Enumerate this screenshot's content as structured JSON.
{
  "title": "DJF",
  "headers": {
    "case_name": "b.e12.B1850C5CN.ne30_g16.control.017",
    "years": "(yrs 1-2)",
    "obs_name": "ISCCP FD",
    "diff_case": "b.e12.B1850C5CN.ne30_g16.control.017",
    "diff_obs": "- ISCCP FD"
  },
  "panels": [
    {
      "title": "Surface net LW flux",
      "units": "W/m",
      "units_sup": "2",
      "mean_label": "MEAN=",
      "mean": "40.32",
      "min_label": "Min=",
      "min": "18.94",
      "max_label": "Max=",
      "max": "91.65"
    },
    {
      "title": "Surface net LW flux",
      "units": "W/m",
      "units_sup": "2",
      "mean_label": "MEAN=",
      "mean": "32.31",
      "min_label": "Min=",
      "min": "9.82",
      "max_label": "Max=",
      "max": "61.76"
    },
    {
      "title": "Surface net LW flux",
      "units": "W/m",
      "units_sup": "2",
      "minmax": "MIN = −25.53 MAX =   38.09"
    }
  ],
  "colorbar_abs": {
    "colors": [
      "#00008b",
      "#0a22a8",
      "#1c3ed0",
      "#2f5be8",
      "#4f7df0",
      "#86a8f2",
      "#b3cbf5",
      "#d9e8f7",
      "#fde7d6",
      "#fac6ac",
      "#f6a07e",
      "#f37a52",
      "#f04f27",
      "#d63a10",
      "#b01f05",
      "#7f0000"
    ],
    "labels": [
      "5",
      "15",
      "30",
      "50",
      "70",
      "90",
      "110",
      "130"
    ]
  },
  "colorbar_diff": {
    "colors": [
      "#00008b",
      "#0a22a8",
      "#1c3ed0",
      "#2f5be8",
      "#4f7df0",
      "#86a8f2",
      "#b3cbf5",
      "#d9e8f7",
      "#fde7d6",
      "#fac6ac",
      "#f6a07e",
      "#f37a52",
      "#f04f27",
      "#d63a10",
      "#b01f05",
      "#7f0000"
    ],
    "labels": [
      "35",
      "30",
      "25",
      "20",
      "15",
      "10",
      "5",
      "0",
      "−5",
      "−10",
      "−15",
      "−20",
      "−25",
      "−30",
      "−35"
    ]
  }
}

• WHAT THE TASK ASKS:
Every entry must be quoted exactly as it appears above.

• EXERCISE RESULT:
Enumerate this screenshot's content as structured JSON.
{
  "title": "DJF",
  "headers": {
    "case_name": "b.e12.B1850C5CN.ne30_g16.control.017",
    "years": "(yrs 1-2)",
    "obs_name": "ISCCP FD",
    "diff_case": "b.e12.B1850C5CN.ne30_g16.control.017",
    "diff_obs": "- ISCCP FD"
  },
  "panels": [
    {
      "title": "Surface net LW flux",
      "units": "W/m",
      "units_sup": "2",
      "mean_label": "MEAN=",
      "mean": "40.32",
      "min_label": "Min=",
      "min": "18.94",
      "max_label": "Max=",
      "max": "91.65"
    },
    {
      "title": "Surface net LW flux",
      "units": "W/m",
      "units_sup": "2",
      "mean_label": "MEAN=",
      "mean": "32.31",
      "min_label": "Min=",
      "min": "9.82",
      "max_label": "Max=",
      "max": "61.76"
    },
    {
      "title": "Surface net LW flux",
      "units": "W/m",
      "units_sup": "2",
      "minmax": "MIN = −25.53 MAX =   38.09"
    }
  ],
  "colorbar_abs": {
    "colors": [
      "#00008b",
      "#0a22a8",
      "#1c3ed0",
      "#2f5be8",
      "#4f7df0",
      "#86a8f2",
      "#b3cbf5",
      "#d9e8f7",
      "#fde7d6",
      "#fac6ac",
      "#f6a07e",
      "#f37a52",
      "#f04f27",
      "#d63a10",
      "#b01f05",
      "#7f0000"
    ],
    "labels": [
      "5",
      "15",
      "30",
      "50",
      "70",
      "90",
      "110",
      "130"
    ]
  },
  "colorbar_diff": {
    "colors": [
      "#00008b",
      "#0a22a8",
      "#1c3ed0",
      "#2f5be8",
      "#4f7df0",
      "#86a8f2",
      "#b3cbf5",
      "#d9e8f7",
      "#fde7d6",
      "#fac6ac",
      "#f6a07e",
      "#f37a52",
      "#f04f27",
      "#d63a10",
      "#b01f05",
      "#7f0000"
    ],
    "labels": [
      "35",
      "30",
      "25",
      "20",
      "15",
      "10",
      "5",
      "0",
      "−5",
      "−10",
      "−15",
      "−20",
      "−25",
      "−30",
      "−35"
    ]
  }
}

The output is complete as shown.